__WORK TO COMPLETE__
Type out all the records word for word. Any pictures are to be left out.

__RECORD SET__
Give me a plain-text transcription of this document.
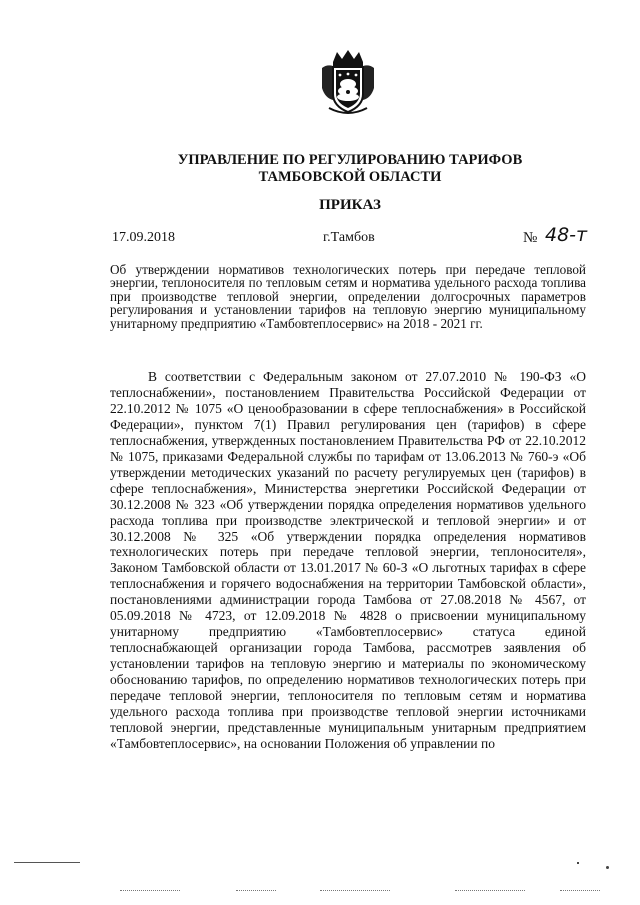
УПРАВЛЕНИЕ ПО РЕГУЛИРОВАНИЮ ТАРИФОВ
ТАМБОВСКОЙ ОБЛАСТИ
ПРИКАЗ
17.09.2018	г.Тамбов	№ 48-т

Об утверждении нормативов технологических потерь при передаче тепловой энергии, теплоносителя по тепловым сетям и норматива удельного расхода топлива при производстве тепловой энергии, определении долгосрочных параметров регулирования и установлении тарифов на тепловую энергию муниципальному унитарному предприятию «Тамбовтеплосервис» на 2018 - 2021 гг.

В соответствии с Федеральным законом от 27.07.2010 № 190-ФЗ «О теплоснабжении», постановлением Правительства Российской Федерации от 22.10.2012 № 1075 «О ценообразовании в сфере теплоснабжения» в Российской Федерации», пунктом 7(1) Правил регулирования цен (тарифов) в сфере теплоснабжения, утвержденных постановлением Правительства РФ от 22.10.2012 № 1075, приказами Федеральной службы по тарифам от 13.06.2013 № 760-э «Об утверждении методических указаний по расчету регулируемых цен (тарифов) в сфере теплоснабжения», Министерства энергетики Российской Федерации от 30.12.2008 № 323 «Об утверждении порядка определения нормативов удельного расхода топлива при производстве электрической и тепловой энергии» и от 30.12.2008 № 325 «Об утверждении порядка определения нормативов технологических потерь при передаче тепловой энергии, теплоносителя», Законом Тамбовской области от 13.01.2017 № 60-З «О льготных тарифах в сфере теплоснабжения и горячего водоснабжения на территории Тамбовской области», постановлениями администрации города Тамбова от 27.08.2018 № 4567, от 05.09.2018 № 4723, от 12.09.2018 № 4828 о присвоении муниципальному унитарному предприятию «Тамбовтеплосервис» статуса единой теплоснабжающей организации города Тамбова, рассмотрев заявления об установлении тарифов на тепловую энергию и материалы по экономическому обоснованию тарифов, по определению нормативов технологических потерь при передаче тепловой энергии, теплоносителя по тепловым сетям и норматива удельного расхода топлива при производстве тепловой энергии источниками тепловой энергии, представленные муниципальным унитарным предприятием «Тамбовтеплосервис», на основании Положения об управлении по
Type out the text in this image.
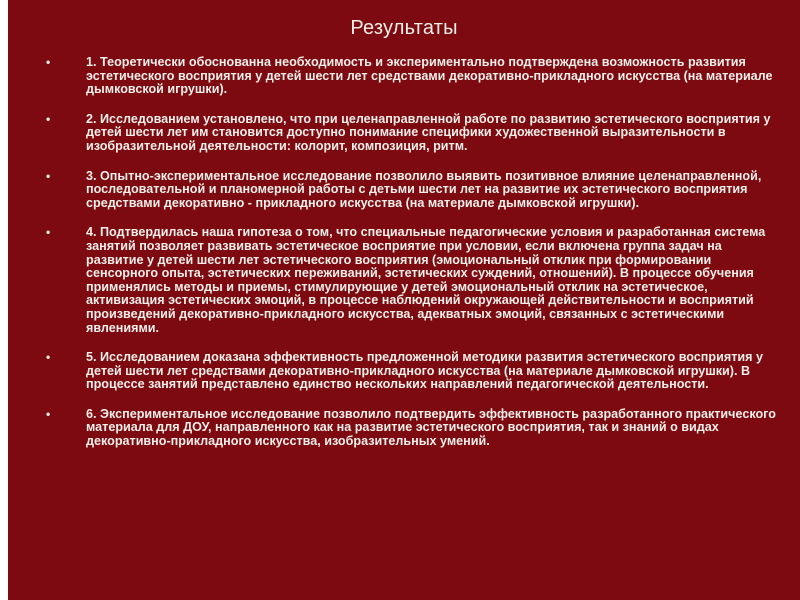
Результаты
•	1. Теоретически обоснованна необходимость и экспериментально подтверждена возможность развития эстетического восприятия у детей шести лет средствами декоративно-прикладного искусства (на материале дымковской игрушки).
•	2. Исследованием установлено, что при целенаправленной работе по развитию эстетического восприятия у детей шести лет им становится доступно понимание специфики художественной выразительности в изобразительной деятельности: колорит, композиция, ритм.
•	3. Опытно-экспериментальное исследование позволило выявить позитивное влияние целенаправленной, последовательной и планомерной работы с детьми шести лет на развитие их эстетического восприятия средствами декоративно - прикладного искусства (на материале дымковской игрушки).
•	4. Подтвердилась наша гипотеза о том, что специальные педагогические условия и разработанная система занятий позволяет развивать эстетическое восприятие при условии, если включена группа задач на развитие у детей шести лет эстетического восприятия (эмоциональный отклик при формировании сенсорного опыта, эстетических переживаний, эстетических суждений, отношений). В процессе обучения применялись методы и приемы, стимулирующие у детей эмоциональный отклик на эстетическое, активизация эстетических эмоций, в процессе наблюдений окружающей действительности и восприятий произведений декоративно-прикладного искусства, адекватных эмоций, связанных с эстетическими явлениями.
•	5. Исследованием доказана эффективность предложенной методики развития эстетического восприятия у детей шести лет средствами декоративно-прикладного искусства (на материале дымковской игрушки). В процессе занятий представлено единство нескольких направлений педагогической деятельности.
•	6. Экспериментальное исследование позволило подтвердить эффективность разработанного практического материала для ДОУ, направленного как на развитие эстетического восприятия, так и знаний о видах декоративно-прикладного искусства, изобразительных умений.
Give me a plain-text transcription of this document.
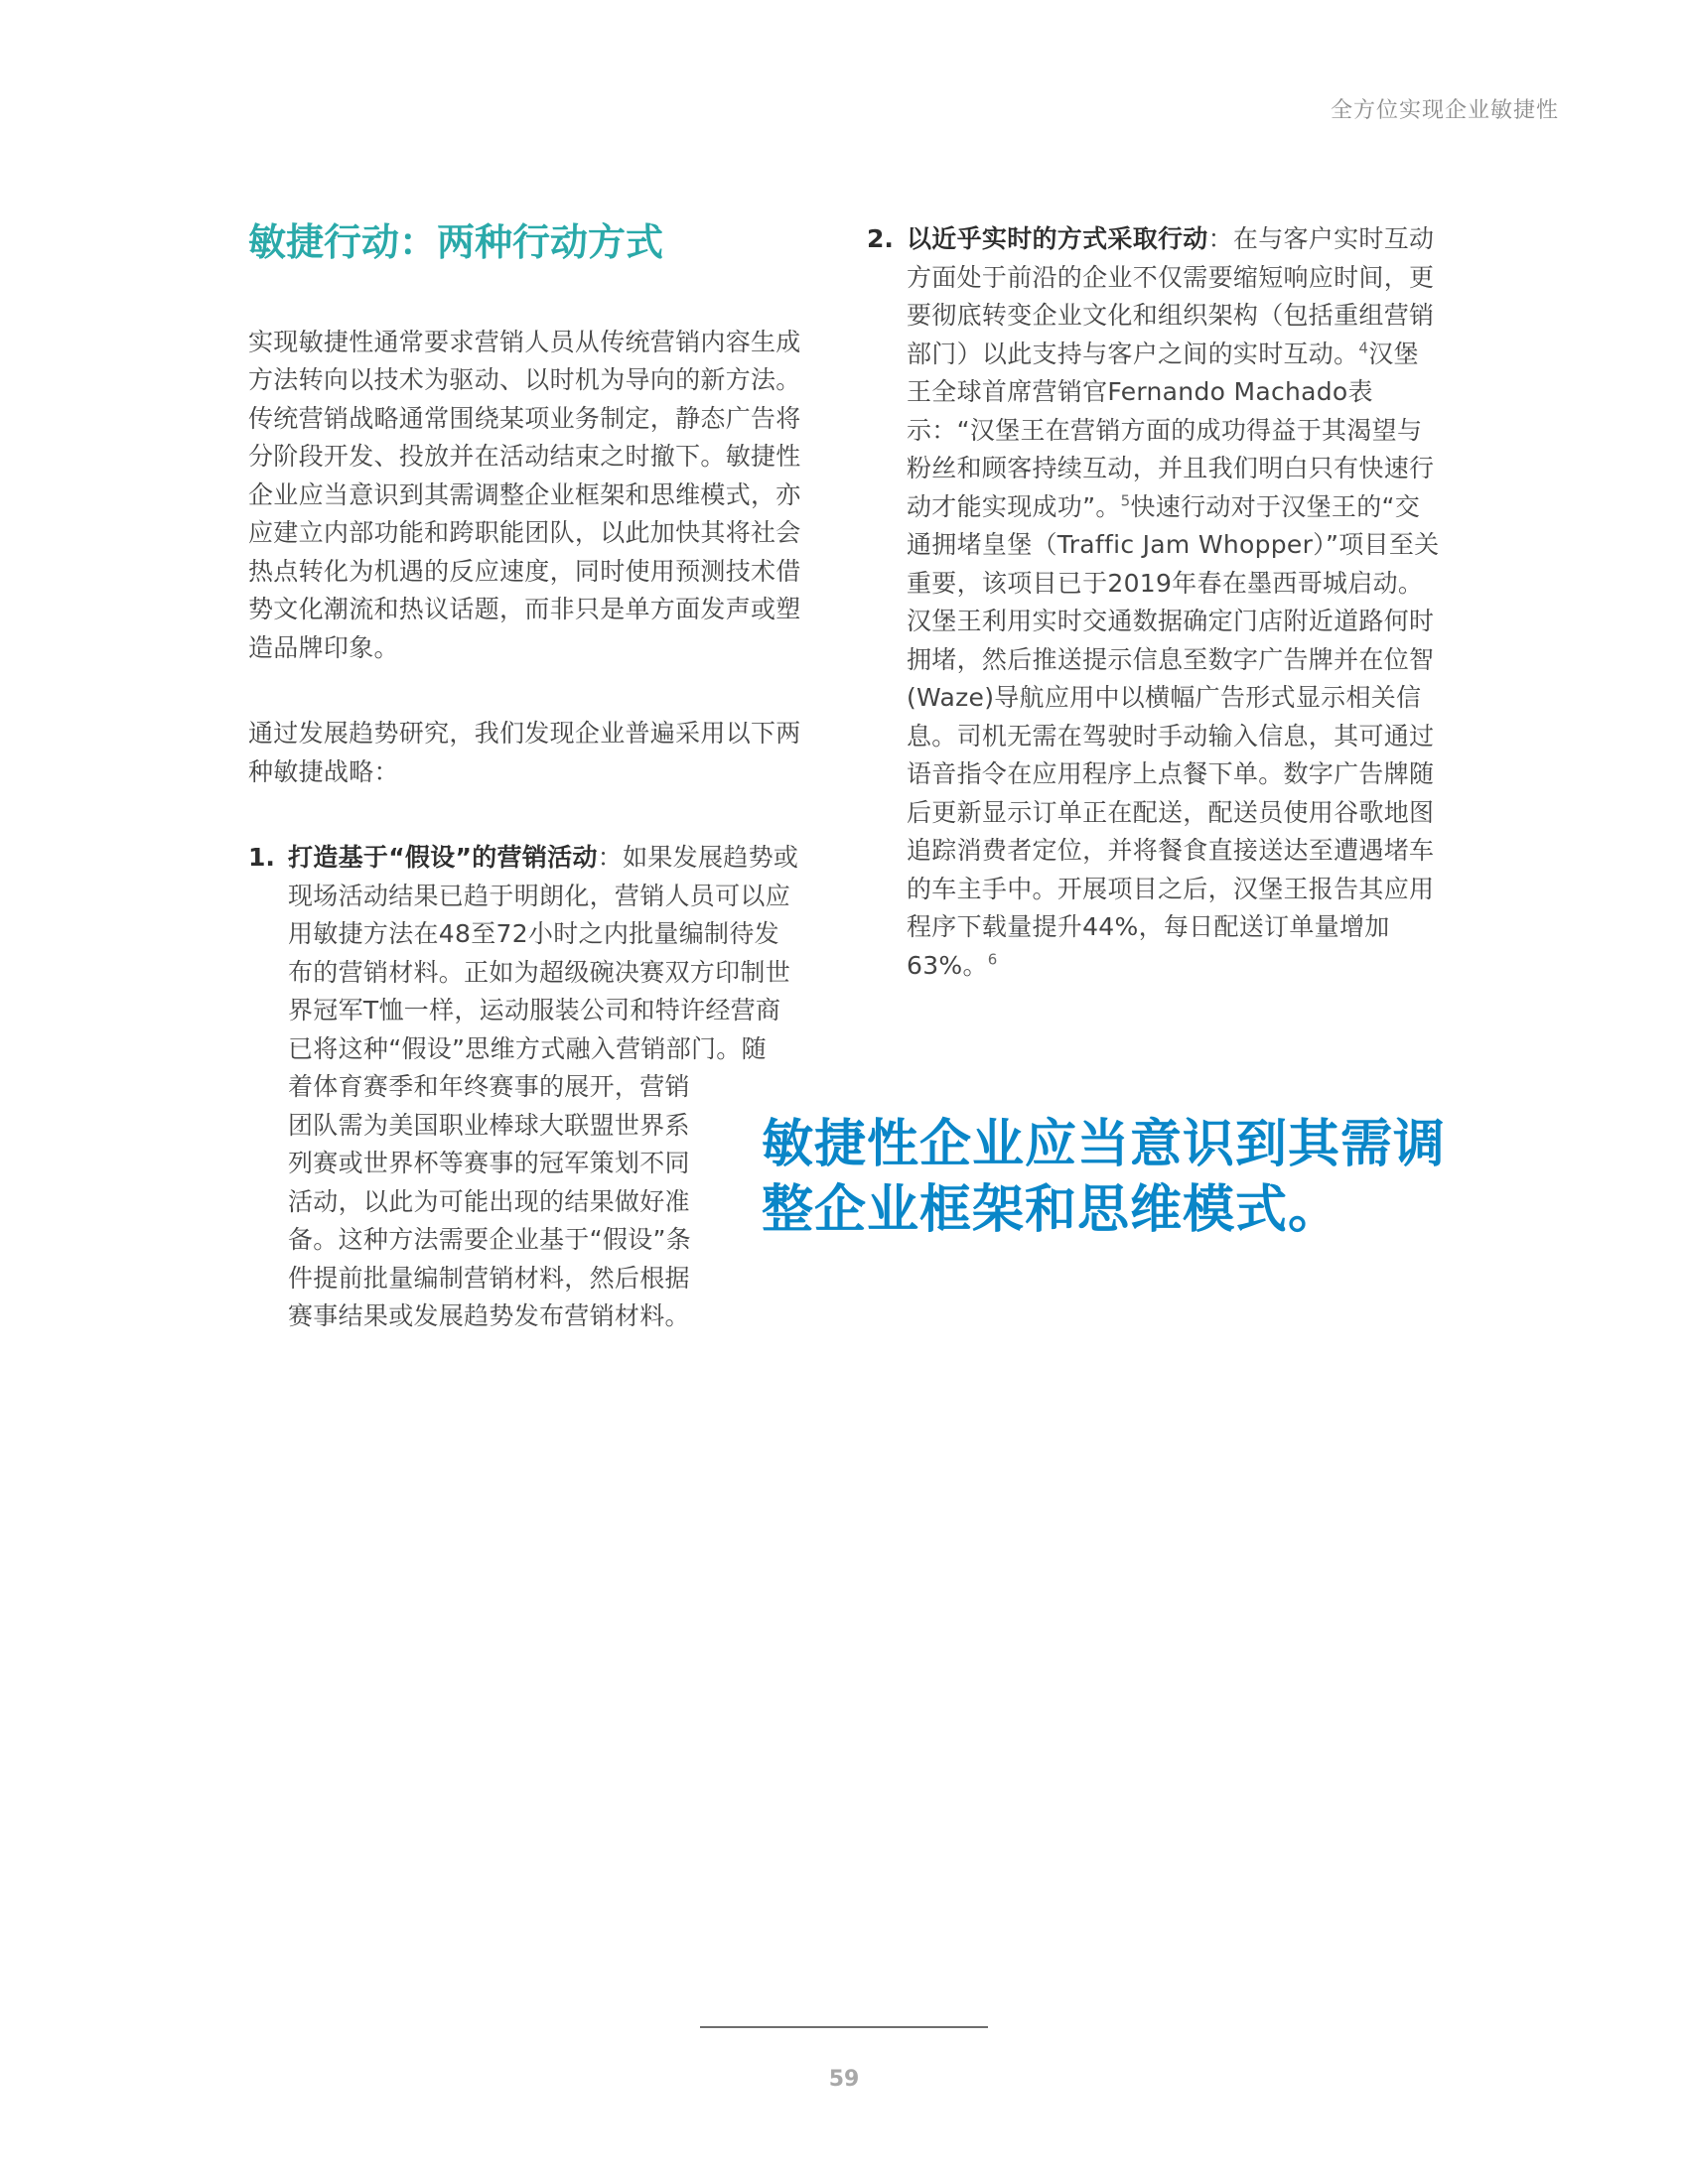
全方位实现企业敏捷性
敏捷行动：两种行动方式

实现敏捷性通常要求营销人员从传统营销内容生成方法转向以技术为驱动、以时机为导向的新方法。传统营销战略通常围绕某项业务制定，静态广告将分阶段开发、投放并在活动结束之时撤下。敏捷性企业应当意识到其需调整企业框架和思维模式，亦应建立内部功能和跨职能团队，以此加快其将社会热点转化为机遇的反应速度，同时使用预测技术借势文化潮流和热议话题，而非只是单方面发声或塑造品牌印象。

通过发展趋势研究，我们发现企业普遍采用以下两种敏捷战略：

1. 打造基于“假设”的营销活动：如果发展趋势或现场活动结果已趋于明朗化，营销人员可以应用敏捷方法在48至72小时之内批量编制待发布的营销材料。正如为超级碗决赛双方印制世界冠军T恤一样，运动服装公司和特许经营商已将这种“假设”思维方式融入营销部门。随
着体育赛季和年终赛事的展开，营销团队需为美国职业棒球大联盟世界系列赛或世界杯等赛事的冠军策划不同活动，以此为可能出现的结果做好准备。这种方法需要企业基于“假设”条件提前批量编制营销材料，然后根据赛事结果或发展趋势发布营销材料。
2. 以近乎实时的方式采取行动：在与客户实时互动方面处于前沿的企业不仅需要缩短响应时间，更要彻底转变企业文化和组织架构（包括重组营销部门）以此支持与客户之间的实时互动。$^4$汉堡王全球首席营销官Fernando Machado表示：“汉堡王在营销方面的成功得益于其渴望与粉丝和顾客持续互动，并且我们明白只有快速行动才能实现成功”。$^5$快速行动对于汉堡王的“交通拥堵皇堡（Traffic Jam Whopper）”项目至关重要，该项目已于2019年春在墨西哥城启动。汉堡王利用实时交通数据确定门店附近道路何时拥堵，然后推送提示信息至数字广告牌并在位智(Waze)导航应用中以横幅广告形式显示相关信息。司机无需在驾驶时手动输入信息，其可通过语音指令在应用程序上点餐下单。数字广告牌随后更新显示订单正在配送，配送员使用谷歌地图追踪消费者定位，并将餐食直接送达至遭遇堵车的车主手中。开展项目之后，汉堡王报告其应用程序下载量提升44%，每日配送订单量增加63%。$^6$
敏捷性企业应当意识到其需调整企业框架和思维模式。
59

__RESULT OF THE EXERCISE__
Give me a plain-text transcription of this document.
УПРАВЛЕНИЕ ПО РЕГУЛИРОВАНИЮ ТАРИФОВ
ТАМБОВСКОЙ ОБЛАСТИ
ПРИКАЗ
17.09.2018	г.Тамбов	№ 48-т

Об утверждении нормативов технологических потерь при передаче тепловой энергии, теплоносителя по тепловым сетям и норматива удельного расхода топлива при производстве тепловой энергии, определении долгосрочных параметров регулирования и установлении тарифов на тепловую энергию муниципальному унитарному предприятию «Тамбовтеплосервис» на 2018 - 2021 гг.

В соответствии с Федеральным законом от 27.07.2010 № 190-ФЗ «О теплоснабжении», постановлением Правительства Российской Федерации от 22.10.2012 № 1075 «О ценообразовании в сфере теплоснабжения» в Российской Федерации», пунктом 7(1) Правил регулирования цен (тарифов) в сфере теплоснабжения, утвержденных постановлением Правительства РФ от 22.10.2012 № 1075, приказами Федеральной службы по тарифам от 13.06.2013 № 760-э «Об утверждении методических указаний по расчету регулируемых цен (тарифов) в сфере теплоснабжения», Министерства энергетики Российской Федерации от 30.12.2008 № 323 «Об утверждении порядка определения нормативов удельного расхода топлива при производстве электрической и тепловой энергии» и от 30.12.2008 № 325 «Об утверждении порядка определения нормативов технологических потерь при передаче тепловой энергии, теплоносителя», Законом Тамбовской области от 13.01.2017 № 60-З «О льготных тарифах в сфере теплоснабжения и горячего водоснабжения на территории Тамбовской области», постановлениями администрации города Тамбова от 27.08.2018 № 4567, от 05.09.2018 № 4723, от 12.09.2018 № 4828 о присвоении муниципальному унитарному предприятию «Тамбовтеплосервис» статуса единой теплоснабжающей организации города Тамбова, рассмотрев заявления об установлении тарифов на тепловую энергию и материалы по экономическому обоснованию тарифов, по определению нормативов технологических потерь при передаче тепловой энергии, теплоносителя по тепловым сетям и норматива удельного расхода топлива при производстве тепловой энергии источниками тепловой энергии, представленные муниципальным унитарным предприятием «Тамбовтеплосервис», на основании Положения об управлении по
Type out the text in this image.
Результаты
•	1. Теоретически обоснованна необходимость и экспериментально подтверждена возможность развития эстетического восприятия у детей шести лет средствами декоративно-прикладного искусства (на материале дымковской игрушки).
•	2. Исследованием установлено, что при целенаправленной работе по развитию эстетического восприятия у детей шести лет им становится доступно понимание специфики художественной выразительности в изобразительной деятельности: колорит, композиция, ритм.
•	3. Опытно-экспериментальное исследование позволило выявить позитивное влияние целенаправленной, последовательной и планомерной работы с детьми шести лет на развитие их эстетического восприятия средствами декоративно - прикладного искусства (на материале дымковской игрушки).
•	4. Подтвердилась наша гипотеза о том, что специальные педагогические условия и разработанная система занятий позволяет развивать эстетическое восприятие при условии, если включена группа задач на развитие у детей шести лет эстетического восприятия (эмоциональный отклик при формировании сенсорного опыта, эстетических переживаний, эстетических суждений, отношений). В процессе обучения применялись методы и приемы, стимулирующие у детей эмоциональный отклик на эстетическое, активизация эстетических эмоций, в процессе наблюдений окружающей действительности и восприятий произведений декоративно-прикладного искусства, адекватных эмоций, связанных с эстетическими явлениями.
•	5. Исследованием доказана эффективность предложенной методики развития эстетического восприятия у детей шести лет средствами декоративно-прикладного искусства (на материале дымковской игрушки). В процессе занятий представлено единство нескольких направлений педагогической деятельности.
•	6. Экспериментальное исследование позволило подтвердить эффективность разработанного практического материала для ДОУ, направленного как на развитие эстетического восприятия, так и знаний о видах декоративно-прикладного искусства, изобразительных умений.
Give me a plain-text transcription of this document.
全方位实现企业敏捷性
敏捷行动：两种行动方式

实现敏捷性通常要求营销人员从传统营销内容生成方法转向以技术为驱动、以时机为导向的新方法。传统营销战略通常围绕某项业务制定，静态广告将分阶段开发、投放并在活动结束之时撤下。敏捷性企业应当意识到其需调整企业框架和思维模式，亦应建立内部功能和跨职能团队，以此加快其将社会热点转化为机遇的反应速度，同时使用预测技术借势文化潮流和热议话题，而非只是单方面发声或塑造品牌印象。

通过发展趋势研究，我们发现企业普遍采用以下两种敏捷战略：

1. 打造基于“假设”的营销活动：如果发展趋势或现场活动结果已趋于明朗化，营销人员可以应用敏捷方法在48至72小时之内批量编制待发布的营销材料。正如为超级碗决赛双方印制世界冠军T恤一样，运动服装公司和特许经营商已将这种“假设”思维方式融入营销部门。随
着体育赛季和年终赛事的展开，营销团队需为美国职业棒球大联盟世界系列赛或世界杯等赛事的冠军策划不同活动，以此为可能出现的结果做好准备。这种方法需要企业基于“假设”条件提前批量编制营销材料，然后根据赛事结果或发展趋势发布营销材料。
2. 以近乎实时的方式采取行动：在与客户实时互动方面处于前沿的企业不仅需要缩短响应时间，更要彻底转变企业文化和组织架构（包括重组营销部门）以此支持与客户之间的实时互动。$^4$汉堡王全球首席营销官Fernando Machado表示：“汉堡王在营销方面的成功得益于其渴望与粉丝和顾客持续互动，并且我们明白只有快速行动才能实现成功”。$^5$快速行动对于汉堡王的“交通拥堵皇堡（Traffic Jam Whopper）”项目至关重要，该项目已于2019年春在墨西哥城启动。汉堡王利用实时交通数据确定门店附近道路何时拥堵，然后推送提示信息至数字广告牌并在位智(Waze)导航应用中以横幅广告形式显示相关信息。司机无需在驾驶时手动输入信息，其可通过语音指令在应用程序上点餐下单。数字广告牌随后更新显示订单正在配送，配送员使用谷歌地图追踪消费者定位，并将餐食直接送达至遭遇堵车的车主手中。开展项目之后，汉堡王报告其应用程序下载量提升44%，每日配送订单量增加63%。$^6$
敏捷性企业应当意识到其需调整企业框架和思维模式。
59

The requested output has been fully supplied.